Records about charts and figures:
---+---

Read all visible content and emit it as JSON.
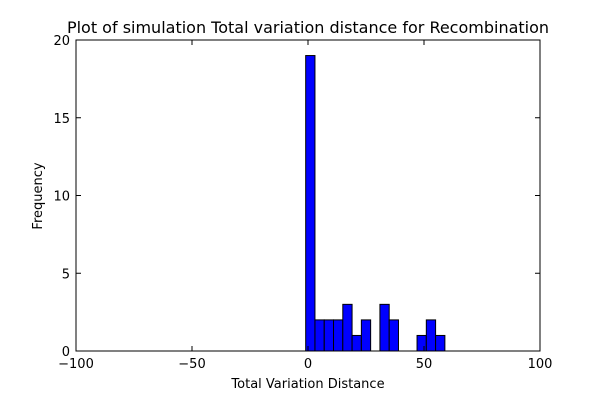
{
  "chart_data": {
    "type": "bar",
    "title": "Plot of simulation Total variation distance for Recombination",
    "xlabel": "Total Variation Distance",
    "ylabel": "Frequency",
    "xlim": [
      -100,
      100
    ],
    "ylim": [
      0,
      20
    ],
    "xticks": [
      -100,
      -50,
      0,
      50,
      100
    ],
    "xtick_labels": [
      "−100",
      "−50",
      "0",
      "50",
      "100"
    ],
    "yticks": [
      0,
      5,
      10,
      15,
      20
    ],
    "ytick_labels": [
      "0",
      "5",
      "10",
      "15",
      "20"
    ],
    "bin_width": 4,
    "bins": [
      {
        "x0": -1,
        "x1": 3,
        "count": 19
      },
      {
        "x0": 3,
        "x1": 7,
        "count": 2
      },
      {
        "x0": 7,
        "x1": 11,
        "count": 2
      },
      {
        "x0": 11,
        "x1": 15,
        "count": 2
      },
      {
        "x0": 15,
        "x1": 19,
        "count": 3
      },
      {
        "x0": 19,
        "x1": 23,
        "count": 1
      },
      {
        "x0": 23,
        "x1": 27,
        "count": 2
      },
      {
        "x0": 31,
        "x1": 35,
        "count": 3
      },
      {
        "x0": 35,
        "x1": 39,
        "count": 2
      },
      {
        "x0": 47,
        "x1": 51,
        "count": 1
      },
      {
        "x0": 51,
        "x1": 55,
        "count": 2
      },
      {
        "x0": 55,
        "x1": 59,
        "count": 1
      }
    ],
    "bar_color": "#0000ff",
    "edge_color": "#000000",
    "grid": false
  }
}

---+---

▶ **Problem to solve**
Write out the material above again, word for word, minus its pictures.

▶ **Solution to this exercise**
Read all visible content and emit it as JSON.
{
  "chart_data": {
    "type": "bar",
    "title": "Plot of simulation Total variation distance for Recombination",
    "xlabel": "Total Variation Distance",
    "ylabel": "Frequency",
    "xlim": [
      -100,
      100
    ],
    "ylim": [
      0,
      20
    ],
    "xticks": [
      -100,
      -50,
      0,
      50,
      100
    ],
    "xtick_labels": [
      "−100",
      "−50",
      "0",
      "50",
      "100"
    ],
    "yticks": [
      0,
      5,
      10,
      15,
      20
    ],
    "ytick_labels": [
      "0",
      "5",
      "10",
      "15",
      "20"
    ],
    "bin_width": 4,
    "bins": [
      {
        "x0": -1,
        "x1": 3,
        "count": 19
      },
      {
        "x0": 3,
        "x1": 7,
        "count": 2
      },
      {
        "x0": 7,
        "x1": 11,
        "count": 2
      },
      {
        "x0": 11,
        "x1": 15,
        "count": 2
      },
      {
        "x0": 15,
        "x1": 19,
        "count": 3
      },
      {
        "x0": 19,
        "x1": 23,
        "count": 1
      },
      {
        "x0": 23,
        "x1": 27,
        "count": 2
      },
      {
        "x0": 31,
        "x1": 35,
        "count": 3
      },
      {
        "x0": 35,
        "x1": 39,
        "count": 2
      },
      {
        "x0": 47,
        "x1": 51,
        "count": 1
      },
      {
        "x0": 51,
        "x1": 55,
        "count": 2
      },
      {
        "x0": 55,
        "x1": 59,
        "count": 1
      }
    ],
    "bar_color": "#0000ff",
    "edge_color": "#000000",
    "grid": false
  }
}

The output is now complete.